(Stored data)
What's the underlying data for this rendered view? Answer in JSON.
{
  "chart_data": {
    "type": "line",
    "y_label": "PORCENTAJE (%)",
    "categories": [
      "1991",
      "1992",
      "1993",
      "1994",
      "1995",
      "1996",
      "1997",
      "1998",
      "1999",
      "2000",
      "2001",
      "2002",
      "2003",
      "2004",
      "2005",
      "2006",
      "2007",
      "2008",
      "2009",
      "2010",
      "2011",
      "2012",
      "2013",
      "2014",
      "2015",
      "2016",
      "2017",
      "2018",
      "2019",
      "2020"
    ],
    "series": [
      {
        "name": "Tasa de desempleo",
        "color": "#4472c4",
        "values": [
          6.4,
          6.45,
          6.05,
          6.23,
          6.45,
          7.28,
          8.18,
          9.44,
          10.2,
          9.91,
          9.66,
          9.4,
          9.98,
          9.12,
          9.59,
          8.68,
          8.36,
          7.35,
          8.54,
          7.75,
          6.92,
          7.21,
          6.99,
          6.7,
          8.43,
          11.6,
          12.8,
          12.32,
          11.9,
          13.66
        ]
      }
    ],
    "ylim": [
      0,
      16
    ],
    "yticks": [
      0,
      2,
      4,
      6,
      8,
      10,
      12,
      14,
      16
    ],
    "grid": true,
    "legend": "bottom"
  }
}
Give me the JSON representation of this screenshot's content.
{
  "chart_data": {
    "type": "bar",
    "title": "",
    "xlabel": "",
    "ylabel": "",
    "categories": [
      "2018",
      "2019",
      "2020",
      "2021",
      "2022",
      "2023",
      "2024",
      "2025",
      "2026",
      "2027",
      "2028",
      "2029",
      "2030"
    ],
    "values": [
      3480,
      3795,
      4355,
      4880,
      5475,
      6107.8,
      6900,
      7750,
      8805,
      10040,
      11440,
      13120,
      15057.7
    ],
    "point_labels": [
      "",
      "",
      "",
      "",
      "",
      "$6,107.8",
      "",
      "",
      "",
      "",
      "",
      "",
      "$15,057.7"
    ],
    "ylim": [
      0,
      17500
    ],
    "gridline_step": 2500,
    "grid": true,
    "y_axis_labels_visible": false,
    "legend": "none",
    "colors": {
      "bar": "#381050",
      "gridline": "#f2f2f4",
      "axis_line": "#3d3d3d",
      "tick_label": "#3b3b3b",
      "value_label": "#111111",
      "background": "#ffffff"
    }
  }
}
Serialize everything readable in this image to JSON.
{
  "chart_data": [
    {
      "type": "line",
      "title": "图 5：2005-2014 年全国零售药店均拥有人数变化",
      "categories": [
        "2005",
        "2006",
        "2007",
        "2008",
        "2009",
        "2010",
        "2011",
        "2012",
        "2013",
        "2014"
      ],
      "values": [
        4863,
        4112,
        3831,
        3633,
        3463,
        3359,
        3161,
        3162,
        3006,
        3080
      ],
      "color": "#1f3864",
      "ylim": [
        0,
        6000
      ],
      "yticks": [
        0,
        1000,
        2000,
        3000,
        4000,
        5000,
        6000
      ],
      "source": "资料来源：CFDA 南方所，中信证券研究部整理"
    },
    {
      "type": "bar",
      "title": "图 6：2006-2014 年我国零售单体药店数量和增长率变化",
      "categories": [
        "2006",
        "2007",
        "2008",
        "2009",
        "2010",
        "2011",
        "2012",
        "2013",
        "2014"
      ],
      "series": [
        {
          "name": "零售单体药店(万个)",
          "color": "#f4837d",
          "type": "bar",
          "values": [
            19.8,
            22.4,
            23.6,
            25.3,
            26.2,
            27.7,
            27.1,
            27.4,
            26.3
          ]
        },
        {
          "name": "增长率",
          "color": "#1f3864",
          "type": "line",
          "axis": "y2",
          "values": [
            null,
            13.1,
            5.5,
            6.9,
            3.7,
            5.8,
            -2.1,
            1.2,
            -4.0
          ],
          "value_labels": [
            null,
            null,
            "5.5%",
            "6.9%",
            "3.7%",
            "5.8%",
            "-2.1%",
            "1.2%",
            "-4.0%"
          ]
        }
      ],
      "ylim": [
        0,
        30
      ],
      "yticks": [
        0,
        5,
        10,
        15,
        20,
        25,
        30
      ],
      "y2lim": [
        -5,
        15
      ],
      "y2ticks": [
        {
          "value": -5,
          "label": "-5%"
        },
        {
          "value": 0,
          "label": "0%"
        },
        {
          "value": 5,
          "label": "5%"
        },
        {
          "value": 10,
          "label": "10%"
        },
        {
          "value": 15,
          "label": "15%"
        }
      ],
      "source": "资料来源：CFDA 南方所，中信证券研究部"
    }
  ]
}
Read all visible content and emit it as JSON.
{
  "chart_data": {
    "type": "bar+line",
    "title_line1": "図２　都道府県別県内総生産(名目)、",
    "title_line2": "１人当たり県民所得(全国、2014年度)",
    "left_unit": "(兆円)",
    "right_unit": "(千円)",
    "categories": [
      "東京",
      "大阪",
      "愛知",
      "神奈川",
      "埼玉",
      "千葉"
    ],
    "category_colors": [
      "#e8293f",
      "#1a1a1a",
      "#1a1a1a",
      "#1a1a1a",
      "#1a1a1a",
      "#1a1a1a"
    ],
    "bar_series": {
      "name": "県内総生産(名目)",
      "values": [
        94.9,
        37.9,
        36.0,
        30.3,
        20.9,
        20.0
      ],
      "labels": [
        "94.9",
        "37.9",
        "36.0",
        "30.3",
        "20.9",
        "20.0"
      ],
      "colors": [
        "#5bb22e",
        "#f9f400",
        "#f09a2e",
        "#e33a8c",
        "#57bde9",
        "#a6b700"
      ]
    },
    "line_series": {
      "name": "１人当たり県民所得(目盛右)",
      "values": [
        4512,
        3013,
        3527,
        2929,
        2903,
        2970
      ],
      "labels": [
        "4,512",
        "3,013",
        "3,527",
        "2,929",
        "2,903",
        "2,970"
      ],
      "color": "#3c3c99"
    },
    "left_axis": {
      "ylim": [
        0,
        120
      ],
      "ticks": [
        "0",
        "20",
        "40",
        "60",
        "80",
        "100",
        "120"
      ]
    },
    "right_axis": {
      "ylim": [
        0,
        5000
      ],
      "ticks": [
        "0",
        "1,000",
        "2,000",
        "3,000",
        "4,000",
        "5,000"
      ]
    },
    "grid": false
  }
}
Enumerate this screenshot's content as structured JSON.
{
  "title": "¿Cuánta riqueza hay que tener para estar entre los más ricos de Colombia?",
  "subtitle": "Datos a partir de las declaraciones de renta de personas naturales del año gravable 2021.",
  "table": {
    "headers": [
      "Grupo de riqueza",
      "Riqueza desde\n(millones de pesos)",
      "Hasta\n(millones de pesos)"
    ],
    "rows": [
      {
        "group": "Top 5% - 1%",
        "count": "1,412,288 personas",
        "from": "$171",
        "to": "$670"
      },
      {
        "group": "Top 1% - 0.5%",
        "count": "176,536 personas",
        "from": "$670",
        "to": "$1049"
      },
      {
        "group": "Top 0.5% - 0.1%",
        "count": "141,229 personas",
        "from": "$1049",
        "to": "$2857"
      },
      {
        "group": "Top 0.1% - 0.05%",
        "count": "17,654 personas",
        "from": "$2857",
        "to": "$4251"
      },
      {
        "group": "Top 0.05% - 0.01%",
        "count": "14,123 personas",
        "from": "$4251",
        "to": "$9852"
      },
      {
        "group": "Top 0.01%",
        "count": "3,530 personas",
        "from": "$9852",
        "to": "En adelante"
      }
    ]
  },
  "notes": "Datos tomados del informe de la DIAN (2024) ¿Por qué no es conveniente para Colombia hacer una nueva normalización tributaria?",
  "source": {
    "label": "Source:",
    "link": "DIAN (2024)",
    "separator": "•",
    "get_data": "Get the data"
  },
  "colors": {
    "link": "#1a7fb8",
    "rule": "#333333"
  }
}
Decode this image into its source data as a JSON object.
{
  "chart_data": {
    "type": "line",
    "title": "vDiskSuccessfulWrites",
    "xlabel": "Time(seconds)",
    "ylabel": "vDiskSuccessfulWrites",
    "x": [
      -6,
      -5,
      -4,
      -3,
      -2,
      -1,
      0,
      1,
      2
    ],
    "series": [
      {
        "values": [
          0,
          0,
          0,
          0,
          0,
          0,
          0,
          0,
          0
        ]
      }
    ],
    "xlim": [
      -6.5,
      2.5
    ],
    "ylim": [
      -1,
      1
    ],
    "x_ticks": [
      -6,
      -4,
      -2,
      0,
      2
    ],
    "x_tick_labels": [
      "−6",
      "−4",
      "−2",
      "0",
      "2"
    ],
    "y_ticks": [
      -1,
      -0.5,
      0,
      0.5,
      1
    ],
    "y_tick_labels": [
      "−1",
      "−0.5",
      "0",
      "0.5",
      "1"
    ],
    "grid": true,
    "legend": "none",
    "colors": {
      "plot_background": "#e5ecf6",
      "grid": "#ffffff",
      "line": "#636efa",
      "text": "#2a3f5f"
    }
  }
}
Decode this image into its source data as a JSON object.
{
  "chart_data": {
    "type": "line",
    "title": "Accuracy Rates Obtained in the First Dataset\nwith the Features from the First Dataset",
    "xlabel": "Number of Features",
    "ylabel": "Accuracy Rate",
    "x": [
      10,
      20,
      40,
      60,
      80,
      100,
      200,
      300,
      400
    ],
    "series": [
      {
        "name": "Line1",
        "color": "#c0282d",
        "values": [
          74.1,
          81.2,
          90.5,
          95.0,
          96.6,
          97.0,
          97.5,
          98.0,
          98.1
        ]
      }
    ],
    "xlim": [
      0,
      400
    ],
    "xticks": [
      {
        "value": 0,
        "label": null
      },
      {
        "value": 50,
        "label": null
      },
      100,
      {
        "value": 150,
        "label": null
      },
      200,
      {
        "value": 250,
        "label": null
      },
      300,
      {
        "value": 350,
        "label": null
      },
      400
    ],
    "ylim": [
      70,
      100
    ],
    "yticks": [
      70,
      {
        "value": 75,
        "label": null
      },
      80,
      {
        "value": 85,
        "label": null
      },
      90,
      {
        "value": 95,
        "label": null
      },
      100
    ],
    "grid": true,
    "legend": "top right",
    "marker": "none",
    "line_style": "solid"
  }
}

EXERCISE REQUIREMENTS: Select every line of the records holding the string "personas".

ANSWER FOR THE TASK:
  "subtitle": "Datos a partir de las declaraciones de renta de personas naturales del año gravable 2021.",
        "count": "1,412,288 personas",
        "count": "176,536 personas",
        "count": "141,229 personas",
        "count": "17,654 personas",
        "count": "14,123 personas",
        "count": "3,530 personas",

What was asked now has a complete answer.